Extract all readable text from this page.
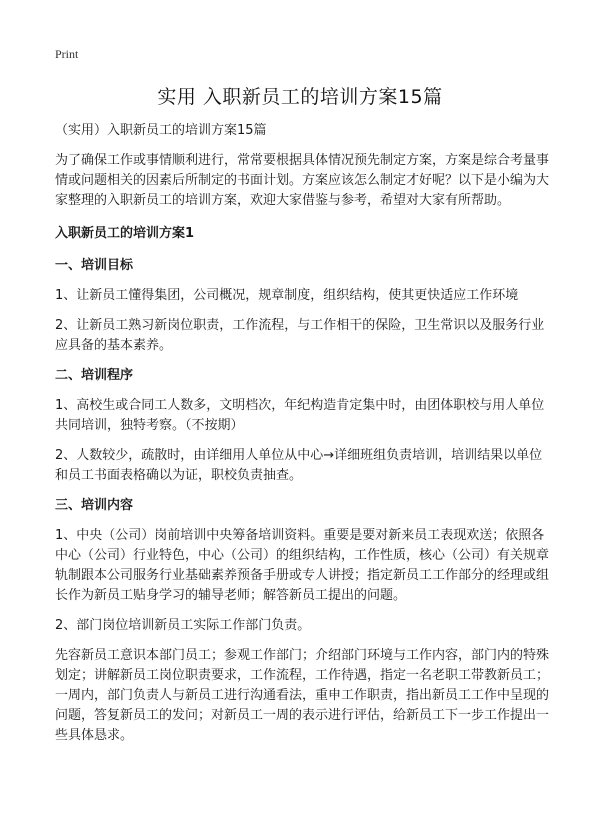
Print
实用 入职新员工的培训方案15篇

（实用）入职新员工的培训方案15篇

为了确保工作或事情顺利进行，常常要根据具体情况预先制定方案，方案是综合考量事情或问题相关的因素后所制定的书面计划。方案应该怎么制定才好呢？以下是小编为大家整理的入职新员工的培训方案，欢迎大家借鉴与参考，希望对大家有所帮助。

入职新员工的培训方案1

一、培训目标

1、让新员工懂得集团，公司概况，规章制度，组织结构，使其更快适应工作环境

2、让新员工熟习新岗位职责，工作流程，与工作相干的保险，卫生常识以及服务行业应具备的基本素养。

二、培训程序

1、高校生或合同工人数多，文明档次，年纪构造肯定集中时，由团体职校与用人单位共同培训，独特考察。（不按期）

2、人数较少，疏散时，由详细用人单位从中心→详细班组负责培训，培训结果以单位和员工书面表格确以为证，职校负责抽查。

三、培训内容

1、中央（公司）岗前培训中央筹备培训资料。重要是要对新来员工表现欢送；依照各中心（公司）行业特色，中心（公司）的组织结构，工作性质，核心（公司）有关规章轨制跟本公司服务行业基础素养预备手册或专人讲授；指定新员工工作部分的经理或组长作为新员工贴身学习的辅导老师；解答新员工提出的问题。

2、部门岗位培训新员工实际工作部门负责。

先容新员工意识本部门员工；参观工作部门；介绍部门环境与工作内容，部门内的特殊划定；讲解新员工岗位职责要求，工作流程，工作待遇，指定一名老职工带教新员工；一周内，部门负责人与新员工进行沟通看法，重申工作职责，指出新员工工作中呈现的问题，答复新员工的发问；对新员工一周的表示进行评估，给新员工下一步工作提出一些具体恳求。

__What this task involves__
Go through the records and copy each line with "工作流程" in it.

__Result for this exercise__
2、让新员工熟习新岗位职责，工作流程，与工作相干的保险，卫生常识以及服务行业应具备的基本素养。
先容新员工意识本部门员工；参观工作部门；介绍部门环境与工作内容，部门内的特殊划定；讲解新员工岗位职责要求，工作流程，工作待遇，指定一名老职工带教新员工；一周内，部门负责人与新员工进行沟通看法，重申工作职责，指出新员工工作中呈现的问题，答复新员工的发问；对新员工一周的表示进行评估，给新员工下一步工作提出一些具体恳求。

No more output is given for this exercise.